>> begin

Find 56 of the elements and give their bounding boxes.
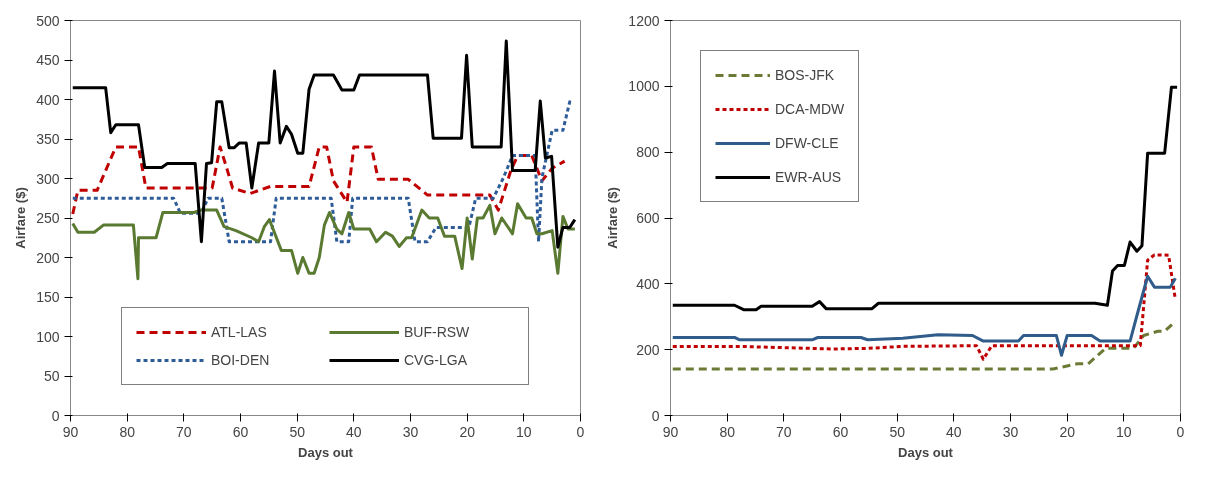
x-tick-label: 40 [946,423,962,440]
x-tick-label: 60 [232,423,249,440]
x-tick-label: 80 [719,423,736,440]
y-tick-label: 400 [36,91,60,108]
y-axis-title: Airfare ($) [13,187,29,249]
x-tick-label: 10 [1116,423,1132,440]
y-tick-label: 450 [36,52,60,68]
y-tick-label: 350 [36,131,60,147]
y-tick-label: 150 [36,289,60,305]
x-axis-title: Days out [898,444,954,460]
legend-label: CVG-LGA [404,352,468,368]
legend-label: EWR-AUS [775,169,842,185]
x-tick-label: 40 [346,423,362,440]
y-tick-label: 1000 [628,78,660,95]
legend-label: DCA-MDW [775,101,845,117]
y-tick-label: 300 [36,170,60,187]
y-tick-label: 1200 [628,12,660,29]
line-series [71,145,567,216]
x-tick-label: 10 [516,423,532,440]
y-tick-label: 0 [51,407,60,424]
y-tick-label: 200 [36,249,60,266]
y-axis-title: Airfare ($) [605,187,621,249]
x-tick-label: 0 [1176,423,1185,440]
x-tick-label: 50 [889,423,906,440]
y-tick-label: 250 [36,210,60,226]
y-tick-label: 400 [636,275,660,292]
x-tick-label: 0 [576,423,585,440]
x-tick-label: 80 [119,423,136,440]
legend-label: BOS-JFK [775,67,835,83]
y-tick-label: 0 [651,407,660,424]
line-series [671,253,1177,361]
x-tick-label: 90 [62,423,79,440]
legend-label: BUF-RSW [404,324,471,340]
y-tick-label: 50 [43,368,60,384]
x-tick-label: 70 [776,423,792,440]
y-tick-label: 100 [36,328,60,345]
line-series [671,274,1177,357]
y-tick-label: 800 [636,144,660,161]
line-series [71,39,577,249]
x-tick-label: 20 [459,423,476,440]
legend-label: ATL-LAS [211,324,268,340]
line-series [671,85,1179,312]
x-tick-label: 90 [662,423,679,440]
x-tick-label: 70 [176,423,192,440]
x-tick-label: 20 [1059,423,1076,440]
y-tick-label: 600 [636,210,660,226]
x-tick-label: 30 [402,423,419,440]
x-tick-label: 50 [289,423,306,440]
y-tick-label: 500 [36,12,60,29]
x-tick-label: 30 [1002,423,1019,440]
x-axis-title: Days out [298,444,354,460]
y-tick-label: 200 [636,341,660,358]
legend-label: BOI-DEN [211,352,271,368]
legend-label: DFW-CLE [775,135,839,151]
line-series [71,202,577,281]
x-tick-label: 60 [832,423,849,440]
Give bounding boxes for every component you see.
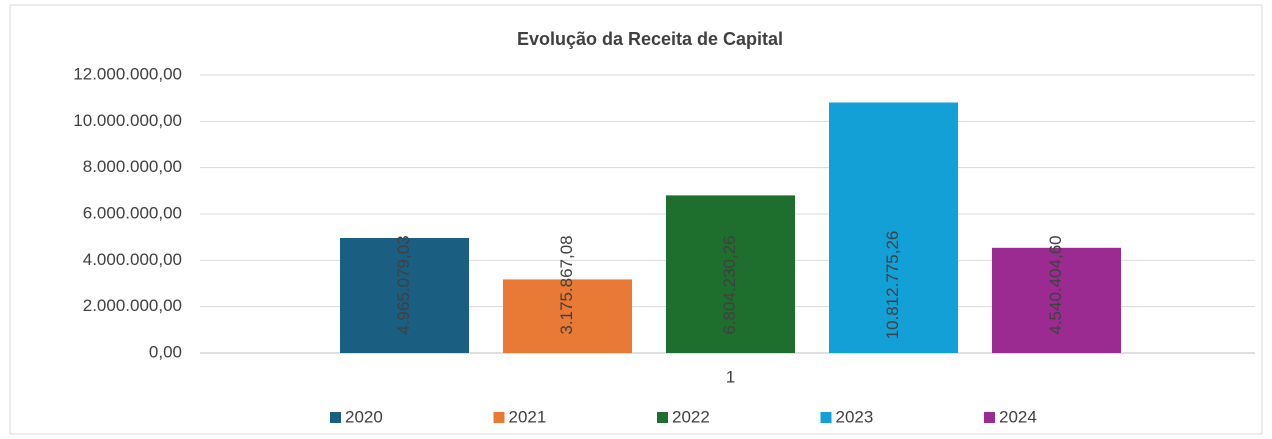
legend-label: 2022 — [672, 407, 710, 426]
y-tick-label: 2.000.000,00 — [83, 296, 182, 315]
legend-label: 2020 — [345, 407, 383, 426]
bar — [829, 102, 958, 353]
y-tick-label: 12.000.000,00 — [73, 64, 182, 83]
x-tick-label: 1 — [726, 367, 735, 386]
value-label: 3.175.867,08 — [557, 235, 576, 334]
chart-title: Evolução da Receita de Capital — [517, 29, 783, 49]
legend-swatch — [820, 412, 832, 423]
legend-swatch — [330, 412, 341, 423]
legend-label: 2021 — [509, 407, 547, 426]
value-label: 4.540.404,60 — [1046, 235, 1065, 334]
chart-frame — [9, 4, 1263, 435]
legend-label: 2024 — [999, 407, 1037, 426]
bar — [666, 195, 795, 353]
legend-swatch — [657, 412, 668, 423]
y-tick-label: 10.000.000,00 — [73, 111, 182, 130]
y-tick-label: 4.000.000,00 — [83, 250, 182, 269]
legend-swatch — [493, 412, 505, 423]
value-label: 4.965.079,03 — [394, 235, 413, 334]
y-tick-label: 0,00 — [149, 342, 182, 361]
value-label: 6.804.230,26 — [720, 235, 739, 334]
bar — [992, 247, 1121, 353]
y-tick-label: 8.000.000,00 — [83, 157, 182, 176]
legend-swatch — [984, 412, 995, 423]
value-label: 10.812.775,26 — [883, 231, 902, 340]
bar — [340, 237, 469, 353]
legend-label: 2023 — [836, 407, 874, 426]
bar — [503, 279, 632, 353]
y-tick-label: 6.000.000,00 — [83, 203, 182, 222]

>> end

* WHAT TO WORK ON
Copy out each line that contains the word "bounding".

* OUTPUT
Find 56 of the elements and give their bounding boxes.
Give bounding boxes for every component you see.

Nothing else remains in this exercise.